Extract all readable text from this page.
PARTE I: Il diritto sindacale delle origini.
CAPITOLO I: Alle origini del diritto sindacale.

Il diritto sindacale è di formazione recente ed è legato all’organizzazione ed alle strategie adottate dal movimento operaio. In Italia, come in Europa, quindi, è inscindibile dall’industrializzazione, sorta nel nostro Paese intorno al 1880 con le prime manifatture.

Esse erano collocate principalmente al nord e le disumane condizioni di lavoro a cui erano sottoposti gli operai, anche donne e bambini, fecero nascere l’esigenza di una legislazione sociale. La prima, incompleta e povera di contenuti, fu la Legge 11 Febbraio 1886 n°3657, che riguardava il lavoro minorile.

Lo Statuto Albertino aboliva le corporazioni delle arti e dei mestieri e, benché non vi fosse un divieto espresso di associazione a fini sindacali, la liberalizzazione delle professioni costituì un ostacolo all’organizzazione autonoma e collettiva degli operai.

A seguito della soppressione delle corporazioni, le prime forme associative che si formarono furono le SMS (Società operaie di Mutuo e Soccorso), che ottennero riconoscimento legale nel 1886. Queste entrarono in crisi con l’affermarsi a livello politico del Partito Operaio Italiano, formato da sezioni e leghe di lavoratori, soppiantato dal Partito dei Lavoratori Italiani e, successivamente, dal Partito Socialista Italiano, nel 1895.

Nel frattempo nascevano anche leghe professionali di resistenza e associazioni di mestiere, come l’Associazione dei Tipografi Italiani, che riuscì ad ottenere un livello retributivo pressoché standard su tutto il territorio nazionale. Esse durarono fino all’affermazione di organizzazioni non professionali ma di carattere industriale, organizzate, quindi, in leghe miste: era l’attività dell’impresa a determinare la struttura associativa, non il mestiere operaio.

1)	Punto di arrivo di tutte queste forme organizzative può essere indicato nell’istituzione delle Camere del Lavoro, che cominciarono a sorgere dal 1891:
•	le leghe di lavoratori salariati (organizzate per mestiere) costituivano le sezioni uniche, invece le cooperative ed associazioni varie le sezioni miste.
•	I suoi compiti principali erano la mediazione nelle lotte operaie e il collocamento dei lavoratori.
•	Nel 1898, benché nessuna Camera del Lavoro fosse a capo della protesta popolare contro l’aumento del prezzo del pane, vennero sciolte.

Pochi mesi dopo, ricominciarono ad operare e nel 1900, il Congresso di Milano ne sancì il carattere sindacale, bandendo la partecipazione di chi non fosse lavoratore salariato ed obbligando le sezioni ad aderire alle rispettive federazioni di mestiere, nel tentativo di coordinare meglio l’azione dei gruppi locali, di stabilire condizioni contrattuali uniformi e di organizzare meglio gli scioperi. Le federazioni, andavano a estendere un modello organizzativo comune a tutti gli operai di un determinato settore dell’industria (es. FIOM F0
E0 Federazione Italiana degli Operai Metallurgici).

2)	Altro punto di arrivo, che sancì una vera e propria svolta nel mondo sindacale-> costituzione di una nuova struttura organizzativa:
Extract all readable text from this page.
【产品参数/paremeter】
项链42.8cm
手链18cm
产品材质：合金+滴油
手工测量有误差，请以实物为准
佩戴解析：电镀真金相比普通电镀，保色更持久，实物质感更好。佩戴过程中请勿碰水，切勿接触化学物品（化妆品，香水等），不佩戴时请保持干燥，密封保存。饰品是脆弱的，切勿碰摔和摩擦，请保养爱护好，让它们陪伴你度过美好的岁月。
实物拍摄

-----

=== PROBLEM DESCRIPTION ===
Filter out all lines lacking the word "degli" and copy the rest.

=== RESULT ===
Lo Statuto Albertino aboliva le corporazioni delle arti e dei mestieri e, benché non vi fosse un divieto espresso di associazione a fini sindacali, la liberalizzazione delle professioni costituì un ostacolo all’organizzazione autonoma e collettiva degli operai.
E0 Federazione Italiana degli Operai Metallurgici).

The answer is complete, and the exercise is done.